Exclude any images and output the remaining records exactly.

= = = = = = =

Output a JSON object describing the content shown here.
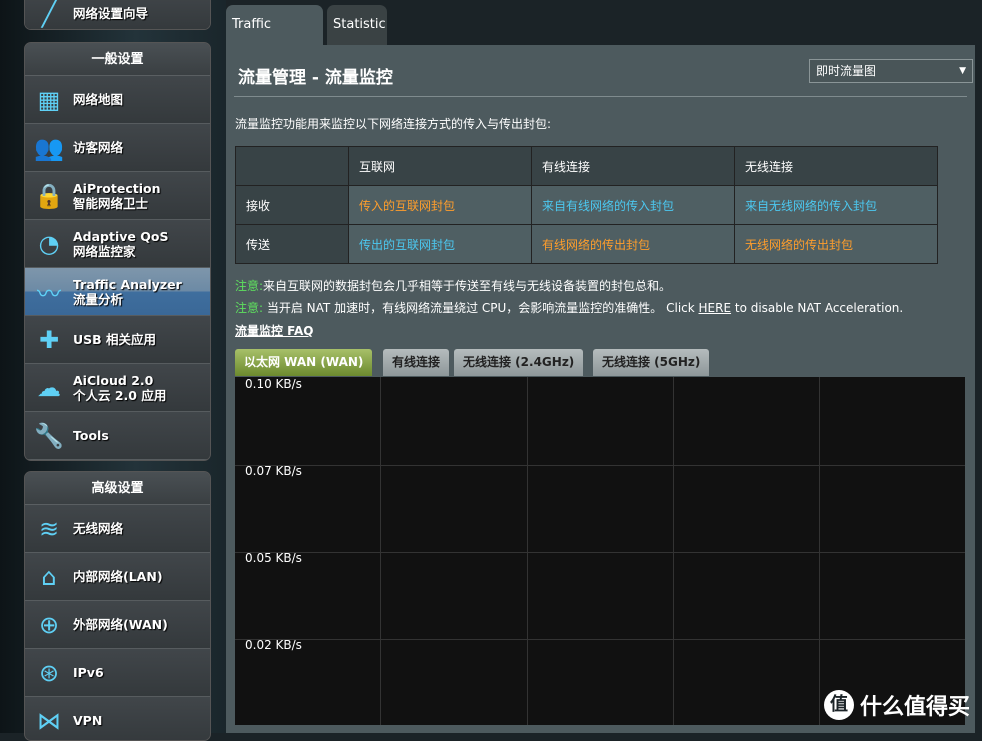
{
  "sidebar": {
    "top_item": "网络设置向导",
    "general": {
      "header": "一般设置",
      "items": [
        {
          "icon": "network-map-icon",
          "l1": "网络地图",
          "l2": ""
        },
        {
          "icon": "guest-network-icon",
          "l1": "访客网络",
          "l2": ""
        },
        {
          "icon": "lock-icon",
          "l1": "AiProtection",
          "l2": "智能网络卫士"
        },
        {
          "icon": "speedometer-icon",
          "l1": "Adaptive QoS",
          "l2": "网络监控家"
        },
        {
          "icon": "traffic-graph-icon",
          "l1": "Traffic Analyzer",
          "l2": "流量分析",
          "active": true
        },
        {
          "icon": "puzzle-icon",
          "l1": "USB 相关应用",
          "l2": ""
        },
        {
          "icon": "cloud-icon",
          "l1": "AiCloud 2.0",
          "l2": "个人云 2.0 应用"
        },
        {
          "icon": "wrench-icon",
          "l1": "Tools",
          "l2": ""
        }
      ]
    },
    "advanced": {
      "header": "高级设置",
      "items": [
        {
          "icon": "wifi-icon",
          "l1": "无线网络"
        },
        {
          "icon": "home-icon",
          "l1": "内部网络(LAN)"
        },
        {
          "icon": "globe-icon",
          "l1": "外部网络(WAN)"
        },
        {
          "icon": "ipv6-icon",
          "l1": "IPv6"
        },
        {
          "icon": "vpn-icon",
          "l1": "VPN"
        }
      ]
    }
  },
  "tabs": [
    "Traffic Monitor",
    "Statistic"
  ],
  "main": {
    "title": "流量管理 - 流量监控",
    "select": "即时流量图",
    "desc": "流量监控功能用来监控以下网络连接方式的传入与传出封包:",
    "table": {
      "headers": [
        "",
        "互联网",
        "有线连接",
        "无线连接"
      ],
      "rows": [
        [
          "接收",
          "传入的互联网封包",
          "来自有线网络的传入封包",
          "来自无线网络的传入封包"
        ],
        [
          "传送",
          "传出的互联网封包",
          "有线网络的传出封包",
          "无线网络的传出封包"
        ]
      ]
    },
    "note_label": "注意:",
    "note1": "来自互联网的数据封包会几乎相等于传送至有线与无线设备装置的封包总和。",
    "note2": " 当开启 NAT 加速时，有线网络流量绕过 CPU，会影响流量监控的准确性。 Click ",
    "here": "HERE",
    "note2b": " to disable NAT Acceleration.",
    "faq": "流量监控 FAQ",
    "graph_tabs": [
      "以太网 WAN (WAN)",
      "有线连接",
      "无线连接 (2.4GHz)",
      "无线连接 (5GHz)"
    ],
    "y_labels": [
      "0.10 KB/s",
      "0.07 KB/s",
      "0.05 KB/s",
      "0.02 KB/s"
    ]
  },
  "watermark": "什么值得买",
  "colors": {
    "incoming": "#ff9e2c",
    "outgoing": "#4cc8f0",
    "active": "#3f6e9e",
    "note": "#5ee05e"
  }
}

= = = = = = =

* _WRITTEN ANSWER_:
Output a JSON object describing the content shown here.
{
  "sidebar": {
    "top_item": "网络设置向导",
    "general": {
      "header": "一般设置",
      "items": [
        {
          "icon": "network-map-icon",
          "l1": "网络地图",
          "l2": ""
        },
        {
          "icon": "guest-network-icon",
          "l1": "访客网络",
          "l2": ""
        },
        {
          "icon": "lock-icon",
          "l1": "AiProtection",
          "l2": "智能网络卫士"
        },
        {
          "icon": "speedometer-icon",
          "l1": "Adaptive QoS",
          "l2": "网络监控家"
        },
        {
          "icon": "traffic-graph-icon",
          "l1": "Traffic Analyzer",
          "l2": "流量分析",
          "active": true
        },
        {
          "icon": "puzzle-icon",
          "l1": "USB 相关应用",
          "l2": ""
        },
        {
          "icon": "cloud-icon",
          "l1": "AiCloud 2.0",
          "l2": "个人云 2.0 应用"
        },
        {
          "icon": "wrench-icon",
          "l1": "Tools",
          "l2": ""
        }
      ]
    },
    "advanced": {
      "header": "高级设置",
      "items": [
        {
          "icon": "wifi-icon",
          "l1": "无线网络"
        },
        {
          "icon": "home-icon",
          "l1": "内部网络(LAN)"
        },
        {
          "icon": "globe-icon",
          "l1": "外部网络(WAN)"
        },
        {
          "icon": "ipv6-icon",
          "l1": "IPv6"
        },
        {
          "icon": "vpn-icon",
          "l1": "VPN"
        }
      ]
    }
  },
  "tabs": [
    "Traffic Monitor",
    "Statistic"
  ],
  "main": {
    "title": "流量管理 - 流量监控",
    "select": "即时流量图",
    "desc": "流量监控功能用来监控以下网络连接方式的传入与传出封包:",
    "table": {
      "headers": [
        "",
        "互联网",
        "有线连接",
        "无线连接"
      ],
      "rows": [
        [
          "接收",
          "传入的互联网封包",
          "来自有线网络的传入封包",
          "来自无线网络的传入封包"
        ],
        [
          "传送",
          "传出的互联网封包",
          "有线网络的传出封包",
          "无线网络的传出封包"
        ]
      ]
    },
    "note_label": "注意:",
    "note1": "来自互联网的数据封包会几乎相等于传送至有线与无线设备装置的封包总和。",
    "note2": " 当开启 NAT 加速时，有线网络流量绕过 CPU，会影响流量监控的准确性。 Click ",
    "here": "HERE",
    "note2b": " to disable NAT Acceleration.",
    "faq": "流量监控 FAQ",
    "graph_tabs": [
      "以太网 WAN (WAN)",
      "有线连接",
      "无线连接 (2.4GHz)",
      "无线连接 (5GHz)"
    ],
    "y_labels": [
      "0.10 KB/s",
      "0.07 KB/s",
      "0.05 KB/s",
      "0.02 KB/s"
    ]
  },
  "watermark": "什么值得买",
  "colors": {
    "incoming": "#ff9e2c",
    "outgoing": "#4cc8f0",
    "active": "#3f6e9e",
    "note": "#5ee05e"
  }
}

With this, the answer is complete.